## start Text extract
Solve $6\sin x \cos 2x\ge 0$

Question

How can I solve the following inequality: $${6\sin x\cos 2x\ge 0}$$ Can you give me an explicit explanation of how this exercise can be understood. I have no problems with trigonometric equations, but when it comes to inequailities of this type, where I have to combine the solutions from two or more inequalities solved apart, I get really confused. Thank you!

Answer 1

If $\sin x\cos2x=0$

either $\sin x=0\implies x=n\pi$ or $\cos2x=0\implies2x$ must be odd multiple of $\dfrac\pi2$

Else we need $(1)\displaystyle\sin x>0$ and $\displaystyle\cos2x>0$ OR $(2)\displaystyle\sin x<0$ and $\displaystyle\cos2x<0$

For $\displaystyle(2), \pi<x<2\pi$ and $\displaystyle2m\pi+\frac\pi2<2x<2m\pi+\frac{3\pi}2\iff m\pi+\frac\pi4<x<m\pi+\frac{3\pi}4$

So, the intersection is $\displaystyle\pi+\frac\pi4<x<\pi+\frac{3\pi}4$

For $\displaystyle(1),0<x<\pi$

and $\left(2m\pi+0<2x<2m\pi+\dfrac\pi2\text{ OR }2m\pi+\dfrac{3\pi}2<x\le2m\pi+2\pi\right)$

$\displaystyle\implies0<x<\pi\text{ and }\left(m\pi<x<m\pi+\dfrac\pi4\text{ OR }m\pi+\dfrac{3\pi}4<x\le m\pi+\pi\right)$

Can you find the intersections?

Answer 2

Hint :

$\cos 2x=f(\sin x)$?? what is that $f$? (you can actually neglect that $6$...)

Answer 3

Hints:

$6\sin x\cos2x\geq0\iff\sin x\cos2x\geq0$ and $\cos2x=1-2\sin^{2}x$

So to be solved is $y\left(1-2y^{2}\right)\geq0$ where $y=\sin x$
## end Text extract
■ Stated goal A
In the inequality thread, give the part that opens with the words containing "Solve $6\sin x" and closes with "confused. Thank you!" again, swapping "trigonometric" for "polynomial".
■ Stated goal B
Do these statements agree with the inequality thread? For each, answer yes or no and quote the deciding words.
(i) The person asking says they have no trouble with trigonometric equations.
(ii) Answer 3 sets y equal to cos x.
(iii) Answer 2 says the factor 6 must be kept.
■ Stated goal C
In the inequality thread, what does Answer 3 write $\cos2x$ as?
## start Records provided
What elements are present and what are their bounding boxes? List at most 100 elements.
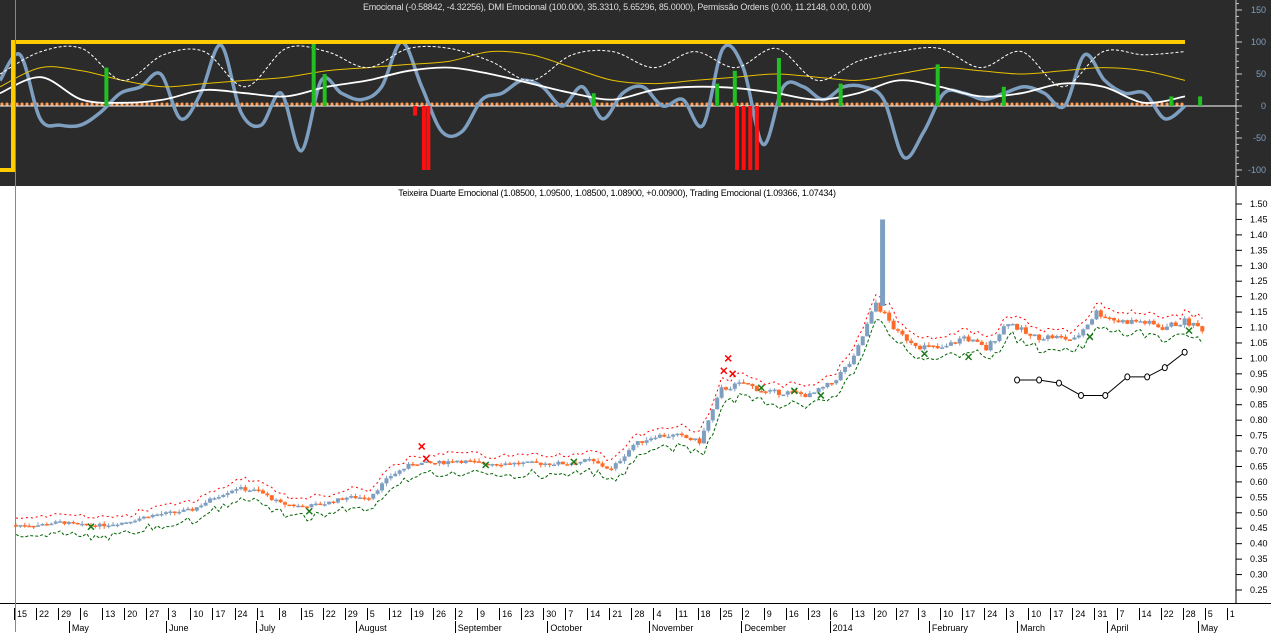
## end Records provided
## start Records provided
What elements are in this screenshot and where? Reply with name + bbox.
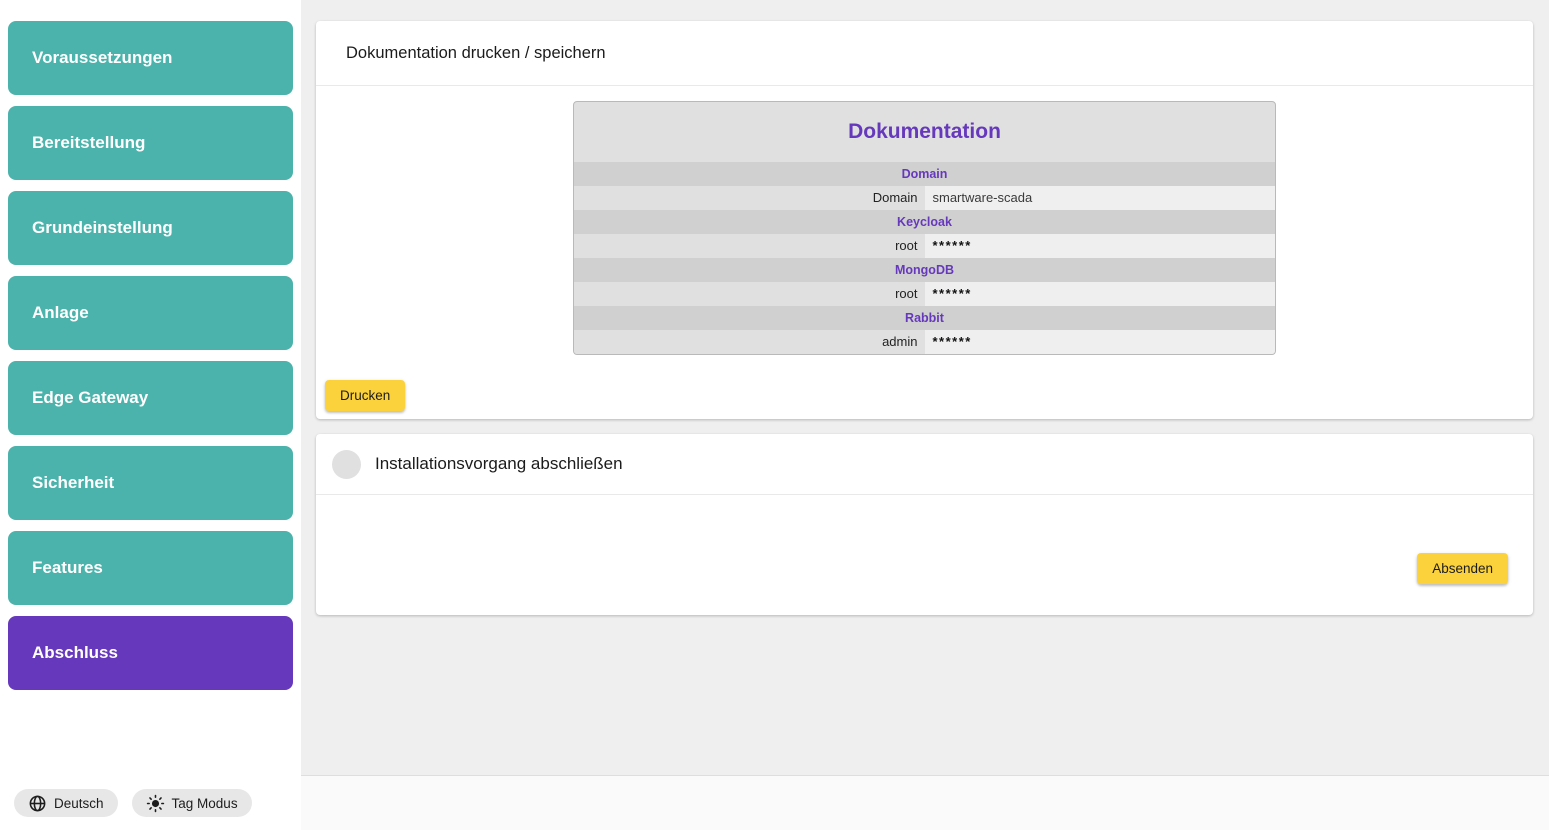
## end Records provided
■ Exercise response A
Solve $6\sin x \cos 2x\ge 0$

Question

How can I solve the following inequality: $${6\sin x\cos 2x\ge 0}$$ Can you give me an explicit explanation of how this exercise can be understood. I have no problems with polynomial equations, but when it comes to inequailities of this type, where I have to combine the solutions from two or more inequalities solved apart, I get really confused. Thank you!

■ Exercise response B
(i) Yes: "I have no problems with trigonometric equations"
(ii) No: "where $y=\sin x$"
(iii) No: "you can actually neglect that $6$"

■ Exercise response C
$\cos2x=1-2\sin^{2}x$